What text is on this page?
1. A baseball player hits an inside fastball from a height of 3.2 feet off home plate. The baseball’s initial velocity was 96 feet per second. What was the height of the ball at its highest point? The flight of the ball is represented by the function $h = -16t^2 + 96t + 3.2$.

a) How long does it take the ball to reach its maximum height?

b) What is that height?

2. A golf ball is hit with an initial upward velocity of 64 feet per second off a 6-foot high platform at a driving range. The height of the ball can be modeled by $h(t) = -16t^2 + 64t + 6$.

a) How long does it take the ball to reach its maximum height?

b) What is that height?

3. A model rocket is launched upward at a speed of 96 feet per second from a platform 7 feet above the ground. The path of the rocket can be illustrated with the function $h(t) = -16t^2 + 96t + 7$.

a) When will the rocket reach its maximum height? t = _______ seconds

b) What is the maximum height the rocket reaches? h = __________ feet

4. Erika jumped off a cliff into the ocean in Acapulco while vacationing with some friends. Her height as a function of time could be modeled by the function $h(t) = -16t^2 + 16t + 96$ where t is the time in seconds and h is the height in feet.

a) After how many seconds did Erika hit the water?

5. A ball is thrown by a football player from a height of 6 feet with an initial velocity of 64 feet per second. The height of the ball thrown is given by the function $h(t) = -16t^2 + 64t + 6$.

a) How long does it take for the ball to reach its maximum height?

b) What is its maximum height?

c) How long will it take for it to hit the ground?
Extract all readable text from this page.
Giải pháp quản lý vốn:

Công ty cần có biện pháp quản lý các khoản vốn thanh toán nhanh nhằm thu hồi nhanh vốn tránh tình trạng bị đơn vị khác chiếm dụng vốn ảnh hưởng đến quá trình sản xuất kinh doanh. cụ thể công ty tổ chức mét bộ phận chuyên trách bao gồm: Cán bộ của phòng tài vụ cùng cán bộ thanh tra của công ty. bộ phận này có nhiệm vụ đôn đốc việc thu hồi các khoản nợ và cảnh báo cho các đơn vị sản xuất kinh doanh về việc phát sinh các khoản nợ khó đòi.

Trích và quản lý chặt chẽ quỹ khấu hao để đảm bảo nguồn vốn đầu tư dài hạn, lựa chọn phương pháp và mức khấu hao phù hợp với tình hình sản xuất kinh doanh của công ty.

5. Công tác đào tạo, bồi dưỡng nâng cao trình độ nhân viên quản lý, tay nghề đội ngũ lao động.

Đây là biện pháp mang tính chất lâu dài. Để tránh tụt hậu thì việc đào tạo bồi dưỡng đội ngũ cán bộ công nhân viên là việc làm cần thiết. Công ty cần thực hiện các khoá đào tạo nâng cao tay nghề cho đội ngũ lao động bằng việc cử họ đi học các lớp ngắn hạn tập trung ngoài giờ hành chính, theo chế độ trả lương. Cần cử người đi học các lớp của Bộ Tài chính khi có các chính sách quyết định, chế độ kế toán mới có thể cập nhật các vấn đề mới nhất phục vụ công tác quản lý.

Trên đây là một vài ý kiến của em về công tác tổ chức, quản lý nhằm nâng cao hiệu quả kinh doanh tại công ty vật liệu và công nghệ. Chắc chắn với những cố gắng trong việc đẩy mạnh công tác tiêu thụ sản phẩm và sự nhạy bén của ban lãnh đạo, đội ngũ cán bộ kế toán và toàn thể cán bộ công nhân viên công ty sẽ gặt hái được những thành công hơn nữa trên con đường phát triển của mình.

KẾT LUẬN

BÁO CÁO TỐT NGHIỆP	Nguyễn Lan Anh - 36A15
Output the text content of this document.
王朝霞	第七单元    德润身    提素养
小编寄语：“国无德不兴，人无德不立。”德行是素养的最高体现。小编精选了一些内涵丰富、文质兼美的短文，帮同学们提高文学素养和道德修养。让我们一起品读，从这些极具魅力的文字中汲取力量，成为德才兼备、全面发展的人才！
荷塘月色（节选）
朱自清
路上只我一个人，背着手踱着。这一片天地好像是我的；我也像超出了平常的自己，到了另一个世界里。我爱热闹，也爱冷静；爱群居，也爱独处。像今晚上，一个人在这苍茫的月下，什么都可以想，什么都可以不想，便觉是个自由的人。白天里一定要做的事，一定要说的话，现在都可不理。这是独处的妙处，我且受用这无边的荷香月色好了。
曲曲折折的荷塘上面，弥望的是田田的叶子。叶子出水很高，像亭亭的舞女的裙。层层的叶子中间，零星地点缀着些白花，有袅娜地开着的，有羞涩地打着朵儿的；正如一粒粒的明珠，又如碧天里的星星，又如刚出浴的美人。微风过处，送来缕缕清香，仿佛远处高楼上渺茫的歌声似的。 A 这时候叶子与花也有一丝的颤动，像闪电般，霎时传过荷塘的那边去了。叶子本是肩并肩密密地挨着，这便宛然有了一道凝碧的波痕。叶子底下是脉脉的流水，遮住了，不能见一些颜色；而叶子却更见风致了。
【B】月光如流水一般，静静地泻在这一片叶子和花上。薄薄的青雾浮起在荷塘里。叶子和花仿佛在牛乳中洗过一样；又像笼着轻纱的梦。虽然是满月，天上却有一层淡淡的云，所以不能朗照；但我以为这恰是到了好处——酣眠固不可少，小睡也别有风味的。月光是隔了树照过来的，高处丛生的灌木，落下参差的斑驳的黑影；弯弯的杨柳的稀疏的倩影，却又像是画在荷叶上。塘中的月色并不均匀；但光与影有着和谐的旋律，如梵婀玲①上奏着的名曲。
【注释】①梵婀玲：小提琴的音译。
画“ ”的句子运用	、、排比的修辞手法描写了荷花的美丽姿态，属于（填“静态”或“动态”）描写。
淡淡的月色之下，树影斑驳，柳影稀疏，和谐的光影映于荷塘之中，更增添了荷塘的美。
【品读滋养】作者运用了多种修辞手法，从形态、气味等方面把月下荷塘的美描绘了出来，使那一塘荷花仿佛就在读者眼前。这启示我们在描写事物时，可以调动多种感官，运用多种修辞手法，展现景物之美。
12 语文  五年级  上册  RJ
---+---
Report how many lines in the records hold the word "feet", giving the number and nothing else.

6